** start **

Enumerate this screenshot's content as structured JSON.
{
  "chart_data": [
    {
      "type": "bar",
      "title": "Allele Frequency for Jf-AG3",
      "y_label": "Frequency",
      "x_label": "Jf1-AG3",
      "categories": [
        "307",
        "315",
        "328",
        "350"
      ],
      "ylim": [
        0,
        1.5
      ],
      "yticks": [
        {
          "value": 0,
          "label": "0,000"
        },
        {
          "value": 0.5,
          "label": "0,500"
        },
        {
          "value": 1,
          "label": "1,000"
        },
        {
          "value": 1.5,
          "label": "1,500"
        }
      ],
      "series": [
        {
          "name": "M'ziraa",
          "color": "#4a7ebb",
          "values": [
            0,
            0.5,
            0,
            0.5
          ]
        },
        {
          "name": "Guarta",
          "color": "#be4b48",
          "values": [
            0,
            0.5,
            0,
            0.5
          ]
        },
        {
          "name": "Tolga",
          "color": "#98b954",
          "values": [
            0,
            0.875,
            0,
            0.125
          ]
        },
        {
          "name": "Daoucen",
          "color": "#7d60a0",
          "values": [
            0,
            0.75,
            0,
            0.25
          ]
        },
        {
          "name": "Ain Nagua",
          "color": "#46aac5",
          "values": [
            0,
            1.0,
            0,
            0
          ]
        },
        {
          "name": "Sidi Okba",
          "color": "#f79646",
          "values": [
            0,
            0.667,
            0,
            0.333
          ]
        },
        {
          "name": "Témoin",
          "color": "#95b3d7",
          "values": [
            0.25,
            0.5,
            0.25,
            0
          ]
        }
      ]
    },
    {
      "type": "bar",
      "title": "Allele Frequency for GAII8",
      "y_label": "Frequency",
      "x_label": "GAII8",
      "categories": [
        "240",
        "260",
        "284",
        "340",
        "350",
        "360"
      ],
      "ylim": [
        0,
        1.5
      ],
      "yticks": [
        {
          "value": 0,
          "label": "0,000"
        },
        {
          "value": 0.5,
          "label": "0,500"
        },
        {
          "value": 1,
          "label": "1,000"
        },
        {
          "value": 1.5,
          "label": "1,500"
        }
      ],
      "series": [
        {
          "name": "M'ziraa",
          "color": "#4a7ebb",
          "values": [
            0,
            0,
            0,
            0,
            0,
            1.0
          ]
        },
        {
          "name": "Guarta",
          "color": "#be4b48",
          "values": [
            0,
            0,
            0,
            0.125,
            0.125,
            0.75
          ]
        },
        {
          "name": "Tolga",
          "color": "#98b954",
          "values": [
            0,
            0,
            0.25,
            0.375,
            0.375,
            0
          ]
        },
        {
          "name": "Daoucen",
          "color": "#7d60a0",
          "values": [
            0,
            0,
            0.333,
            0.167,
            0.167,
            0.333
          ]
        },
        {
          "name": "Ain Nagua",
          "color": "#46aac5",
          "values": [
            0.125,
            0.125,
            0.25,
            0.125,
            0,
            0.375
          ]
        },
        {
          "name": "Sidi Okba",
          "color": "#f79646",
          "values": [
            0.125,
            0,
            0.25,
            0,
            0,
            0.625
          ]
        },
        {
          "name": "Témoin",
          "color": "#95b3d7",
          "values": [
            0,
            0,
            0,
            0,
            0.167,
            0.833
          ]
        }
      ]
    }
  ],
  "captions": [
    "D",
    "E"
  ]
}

** end **

Problem requirements: Output all of the data above without any alteration.

Result of this task:
Enumerate this screenshot's content as structured JSON.
{
  "chart_data": [
    {
      "type": "bar",
      "title": "Allele Frequency for Jf-AG3",
      "y_label": "Frequency",
      "x_label": "Jf1-AG3",
      "categories": [
        "307",
        "315",
        "328",
        "350"
      ],
      "ylim": [
        0,
        1.5
      ],
      "yticks": [
        {
          "value": 0,
          "label": "0,000"
        },
        {
          "value": 0.5,
          "label": "0,500"
        },
        {
          "value": 1,
          "label": "1,000"
        },
        {
          "value": 1.5,
          "label": "1,500"
        }
      ],
      "series": [
        {
          "name": "M'ziraa",
          "color": "#4a7ebb",
          "values": [
            0,
            0.5,
            0,
            0.5
          ]
        },
        {
          "name": "Guarta",
          "color": "#be4b48",
          "values": [
            0,
            0.5,
            0,
            0.5
          ]
        },
        {
          "name": "Tolga",
          "color": "#98b954",
          "values": [
            0,
            0.875,
            0,
            0.125
          ]
        },
        {
          "name": "Daoucen",
          "color": "#7d60a0",
          "values": [
            0,
            0.75,
            0,
            0.25
          ]
        },
        {
          "name": "Ain Nagua",
          "color": "#46aac5",
          "values": [
            0,
            1.0,
            0,
            0
          ]
        },
        {
          "name": "Sidi Okba",
          "color": "#f79646",
          "values": [
            0,
            0.667,
            0,
            0.333
          ]
        },
        {
          "name": "Témoin",
          "color": "#95b3d7",
          "values": [
            0.25,
            0.5,
            0.25,
            0
          ]
        }
      ]
    },
    {
      "type": "bar",
      "title": "Allele Frequency for GAII8",
      "y_label": "Frequency",
      "x_label": "GAII8",
      "categories": [
        "240",
        "260",
        "284",
        "340",
        "350",
        "360"
      ],
      "ylim": [
        0,
        1.5
      ],
      "yticks": [
        {
          "value": 0,
          "label": "0,000"
        },
        {
          "value": 0.5,
          "label": "0,500"
        },
        {
          "value": 1,
          "label": "1,000"
        },
        {
          "value": 1.5,
          "label": "1,500"
        }
      ],
      "series": [
        {
          "name": "M'ziraa",
          "color": "#4a7ebb",
          "values": [
            0,
            0,
            0,
            0,
            0,
            1.0
          ]
        },
        {
          "name": "Guarta",
          "color": "#be4b48",
          "values": [
            0,
            0,
            0,
            0.125,
            0.125,
            0.75
          ]
        },
        {
          "name": "Tolga",
          "color": "#98b954",
          "values": [
            0,
            0,
            0.25,
            0.375,
            0.375,
            0
          ]
        },
        {
          "name": "Daoucen",
          "color": "#7d60a0",
          "values": [
            0,
            0,
            0.333,
            0.167,
            0.167,
            0.333
          ]
        },
        {
          "name": "Ain Nagua",
          "color": "#46aac5",
          "values": [
            0.125,
            0.125,
            0.25,
            0.125,
            0,
            0.375
          ]
        },
        {
          "name": "Sidi Okba",
          "color": "#f79646",
          "values": [
            0.125,
            0,
            0.25,
            0,
            0,
            0.625
          ]
        },
        {
          "name": "Témoin",
          "color": "#95b3d7",
          "values": [
            0,
            0,
            0,
            0,
            0.167,
            0.833
          ]
        }
      ]
    }
  ],
  "captions": [
    "D",
    "E"
  ]
}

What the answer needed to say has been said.